**PROBLEM TO SOLVE**
Every line in the listing is to be echoed verbatim.
[Start of DATA]
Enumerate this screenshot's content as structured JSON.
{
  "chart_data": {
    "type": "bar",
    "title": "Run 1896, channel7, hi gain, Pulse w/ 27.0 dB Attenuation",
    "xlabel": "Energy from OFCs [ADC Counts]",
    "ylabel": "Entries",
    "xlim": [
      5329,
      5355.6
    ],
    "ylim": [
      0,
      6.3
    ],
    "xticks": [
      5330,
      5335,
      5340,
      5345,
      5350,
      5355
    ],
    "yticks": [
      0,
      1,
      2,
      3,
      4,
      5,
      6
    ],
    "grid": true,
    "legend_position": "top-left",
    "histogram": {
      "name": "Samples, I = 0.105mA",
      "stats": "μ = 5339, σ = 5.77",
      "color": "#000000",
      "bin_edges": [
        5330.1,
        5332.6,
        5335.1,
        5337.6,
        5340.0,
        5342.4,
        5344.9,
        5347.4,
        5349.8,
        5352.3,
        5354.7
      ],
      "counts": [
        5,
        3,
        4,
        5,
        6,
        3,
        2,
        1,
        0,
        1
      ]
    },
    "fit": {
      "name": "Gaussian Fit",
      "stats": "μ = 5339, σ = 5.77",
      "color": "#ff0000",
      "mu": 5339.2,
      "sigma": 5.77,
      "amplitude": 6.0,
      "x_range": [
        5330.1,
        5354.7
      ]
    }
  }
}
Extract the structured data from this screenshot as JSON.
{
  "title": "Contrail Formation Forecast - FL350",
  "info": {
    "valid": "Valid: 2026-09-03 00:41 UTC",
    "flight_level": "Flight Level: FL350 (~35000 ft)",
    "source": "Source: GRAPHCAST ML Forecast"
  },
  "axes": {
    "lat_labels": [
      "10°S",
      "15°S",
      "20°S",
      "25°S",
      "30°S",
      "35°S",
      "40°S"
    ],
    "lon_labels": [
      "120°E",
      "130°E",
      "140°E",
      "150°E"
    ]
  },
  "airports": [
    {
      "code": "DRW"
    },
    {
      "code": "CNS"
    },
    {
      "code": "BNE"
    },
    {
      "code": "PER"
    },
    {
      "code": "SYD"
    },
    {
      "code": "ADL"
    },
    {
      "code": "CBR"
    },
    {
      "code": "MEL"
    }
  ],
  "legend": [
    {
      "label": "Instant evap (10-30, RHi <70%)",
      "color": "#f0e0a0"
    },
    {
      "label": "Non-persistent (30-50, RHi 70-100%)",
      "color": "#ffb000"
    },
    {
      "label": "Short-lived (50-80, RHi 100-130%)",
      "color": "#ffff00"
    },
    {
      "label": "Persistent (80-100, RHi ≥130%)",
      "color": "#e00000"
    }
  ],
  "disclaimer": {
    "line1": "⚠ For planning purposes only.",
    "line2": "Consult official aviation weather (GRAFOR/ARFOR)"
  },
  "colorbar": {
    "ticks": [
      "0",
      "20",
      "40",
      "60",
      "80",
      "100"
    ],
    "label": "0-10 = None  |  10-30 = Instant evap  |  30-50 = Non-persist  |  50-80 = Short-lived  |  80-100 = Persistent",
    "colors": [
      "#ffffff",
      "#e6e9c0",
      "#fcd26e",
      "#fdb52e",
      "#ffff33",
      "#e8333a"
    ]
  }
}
[End of DATA]
**ANSWER TO THE PROBLEM**
Enumerate this screenshot's content as structured JSON.
{
  "chart_data": {
    "type": "bar",
    "title": "Run 1896, channel7, hi gain, Pulse w/ 27.0 dB Attenuation",
    "xlabel": "Energy from OFCs [ADC Counts]",
    "ylabel": "Entries",
    "xlim": [
      5329,
      5355.6
    ],
    "ylim": [
      0,
      6.3
    ],
    "xticks": [
      5330,
      5335,
      5340,
      5345,
      5350,
      5355
    ],
    "yticks": [
      0,
      1,
      2,
      3,
      4,
      5,
      6
    ],
    "grid": true,
    "legend_position": "top-left",
    "histogram": {
      "name": "Samples, I = 0.105mA",
      "stats": "μ = 5339, σ = 5.77",
      "color": "#000000",
      "bin_edges": [
        5330.1,
        5332.6,
        5335.1,
        5337.6,
        5340.0,
        5342.4,
        5344.9,
        5347.4,
        5349.8,
        5352.3,
        5354.7
      ],
      "counts": [
        5,
        3,
        4,
        5,
        6,
        3,
        2,
        1,
        0,
        1
      ]
    },
    "fit": {
      "name": "Gaussian Fit",
      "stats": "μ = 5339, σ = 5.77",
      "color": "#ff0000",
      "mu": 5339.2,
      "sigma": 5.77,
      "amplitude": 6.0,
      "x_range": [
        5330.1,
        5354.7
      ]
    }
  }
}
Extract the structured data from this screenshot as JSON.
{
  "title": "Contrail Formation Forecast - FL350",
  "info": {
    "valid": "Valid: 2026-09-03 00:41 UTC",
    "flight_level": "Flight Level: FL350 (~35000 ft)",
    "source": "Source: GRAPHCAST ML Forecast"
  },
  "axes": {
    "lat_labels": [
      "10°S",
      "15°S",
      "20°S",
      "25°S",
      "30°S",
      "35°S",
      "40°S"
    ],
    "lon_labels": [
      "120°E",
      "130°E",
      "140°E",
      "150°E"
    ]
  },
  "airports": [
    {
      "code": "DRW"
    },
    {
      "code": "CNS"
    },
    {
      "code": "BNE"
    },
    {
      "code": "PER"
    },
    {
      "code": "SYD"
    },
    {
      "code": "ADL"
    },
    {
      "code": "CBR"
    },
    {
      "code": "MEL"
    }
  ],
  "legend": [
    {
      "label": "Instant evap (10-30, RHi <70%)",
      "color": "#f0e0a0"
    },
    {
      "label": "Non-persistent (30-50, RHi 70-100%)",
      "color": "#ffb000"
    },
    {
      "label": "Short-lived (50-80, RHi 100-130%)",
      "color": "#ffff00"
    },
    {
      "label": "Persistent (80-100, RHi ≥130%)",
      "color": "#e00000"
    }
  ],
  "disclaimer": {
    "line1": "⚠ For planning purposes only.",
    "line2": "Consult official aviation weather (GRAFOR/ARFOR)"
  },
  "colorbar": {
    "ticks": [
      "0",
      "20",
      "40",
      "60",
      "80",
      "100"
    ],
    "label": "0-10 = None  |  10-30 = Instant evap  |  30-50 = Non-persist  |  50-80 = Short-lived  |  80-100 = Persistent",
    "colors": [
      "#ffffff",
      "#e6e9c0",
      "#fcd26e",
      "#fdb52e",
      "#ffff33",
      "#e8333a"
    ]
  }
}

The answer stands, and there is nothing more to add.